Written exercise
All of the lines below are to be printed again exactly; images are excluded from the output.

Exercise input
★ ★ ★ ★

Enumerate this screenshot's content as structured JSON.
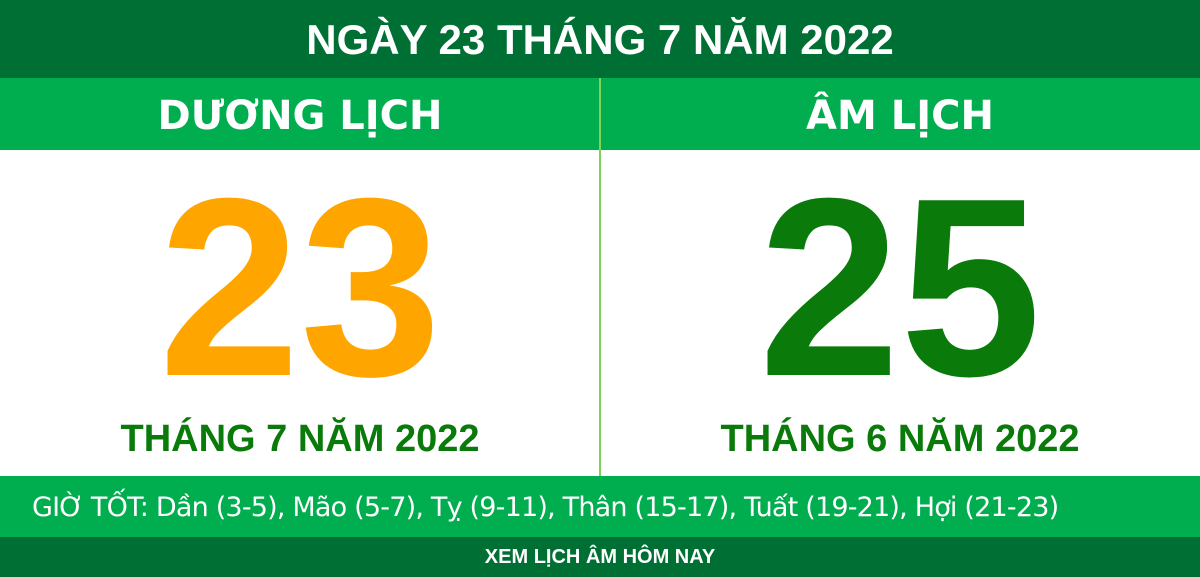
{
  "header": {
    "title": "NGÀY 23 THÁNG 7 NĂM 2022"
  },
  "solar": {
    "label": "DƯƠNG LỊCH",
    "day": "23",
    "month_year": "THÁNG 7 NĂM 2022"
  },
  "lunar": {
    "label": "ÂM LỊCH",
    "day": "25",
    "month_year": "THÁNG 6 NĂM 2022"
  },
  "good_hours": "GIỜ TỐT: Dần (3-5), Mão (5-7), Tỵ (9-11), Thân (15-17), Tuất (19-21), Hợi (21-23)",
  "footer": {
    "link": "XEM LỊCH ÂM HÔM NAY"
  },
  "colors": {
    "dark_green": "#006f34",
    "green": "#00ae50",
    "orange": "#ffa500",
    "day_green": "#0a7a0a"
  }
}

★ ★ ★ ★

Task answer
Enumerate this screenshot's content as structured JSON.
{
  "header": {
    "title": "NGÀY 23 THÁNG 7 NĂM 2022"
  },
  "solar": {
    "label": "DƯƠNG LỊCH",
    "day": "23",
    "month_year": "THÁNG 7 NĂM 2022"
  },
  "lunar": {
    "label": "ÂM LỊCH",
    "day": "25",
    "month_year": "THÁNG 6 NĂM 2022"
  },
  "good_hours": "GIỜ TỐT: Dần (3-5), Mão (5-7), Tỵ (9-11), Thân (15-17), Tuất (19-21), Hợi (21-23)",
  "footer": {
    "link": "XEM LỊCH ÂM HÔM NAY"
  },
  "colors": {
    "dark_green": "#006f34",
    "green": "#00ae50",
    "orange": "#ffa500",
    "day_green": "#0a7a0a"
  }
}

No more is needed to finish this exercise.